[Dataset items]
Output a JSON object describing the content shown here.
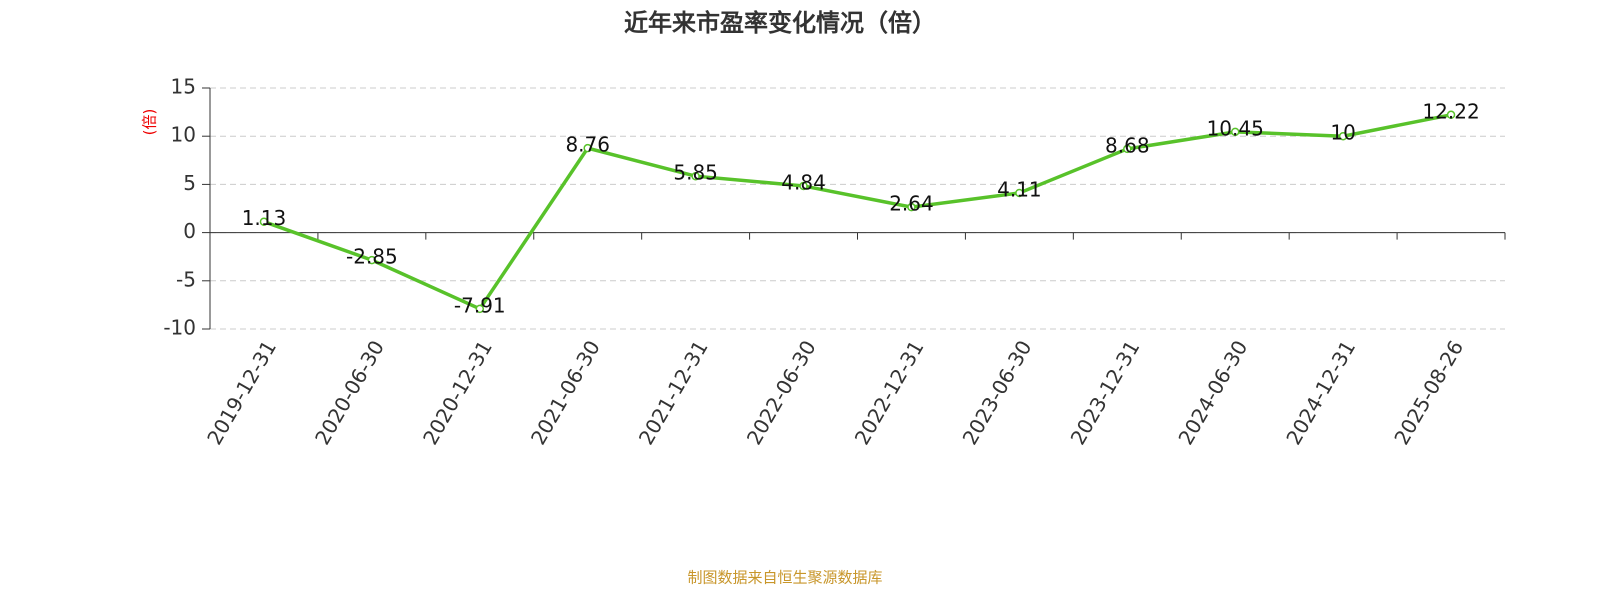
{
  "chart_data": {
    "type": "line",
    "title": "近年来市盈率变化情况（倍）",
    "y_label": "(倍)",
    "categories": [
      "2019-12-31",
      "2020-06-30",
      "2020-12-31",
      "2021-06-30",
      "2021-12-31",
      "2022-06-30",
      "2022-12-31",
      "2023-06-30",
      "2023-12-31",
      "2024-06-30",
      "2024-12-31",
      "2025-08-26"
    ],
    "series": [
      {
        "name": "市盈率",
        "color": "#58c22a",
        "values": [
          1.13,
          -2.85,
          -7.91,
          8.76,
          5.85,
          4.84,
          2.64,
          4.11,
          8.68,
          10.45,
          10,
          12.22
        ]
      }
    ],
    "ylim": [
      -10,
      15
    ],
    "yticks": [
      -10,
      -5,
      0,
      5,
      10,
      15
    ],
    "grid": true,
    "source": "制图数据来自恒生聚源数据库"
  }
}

WHAT THE TASK REQUIRES →
Take the listing above and restate it word for word, without its pictures.

CORRECT RESULT →
Output a JSON object describing the content shown here.
{
  "chart_data": {
    "type": "line",
    "title": "近年来市盈率变化情况（倍）",
    "y_label": "(倍)",
    "categories": [
      "2019-12-31",
      "2020-06-30",
      "2020-12-31",
      "2021-06-30",
      "2021-12-31",
      "2022-06-30",
      "2022-12-31",
      "2023-06-30",
      "2023-12-31",
      "2024-06-30",
      "2024-12-31",
      "2025-08-26"
    ],
    "series": [
      {
        "name": "市盈率",
        "color": "#58c22a",
        "values": [
          1.13,
          -2.85,
          -7.91,
          8.76,
          5.85,
          4.84,
          2.64,
          4.11,
          8.68,
          10.45,
          10,
          12.22
        ]
      }
    ],
    "ylim": [
      -10,
      15
    ],
    "yticks": [
      -10,
      -5,
      0,
      5,
      10,
      15
    ],
    "grid": true,
    "source": "制图数据来自恒生聚源数据库"
  }
}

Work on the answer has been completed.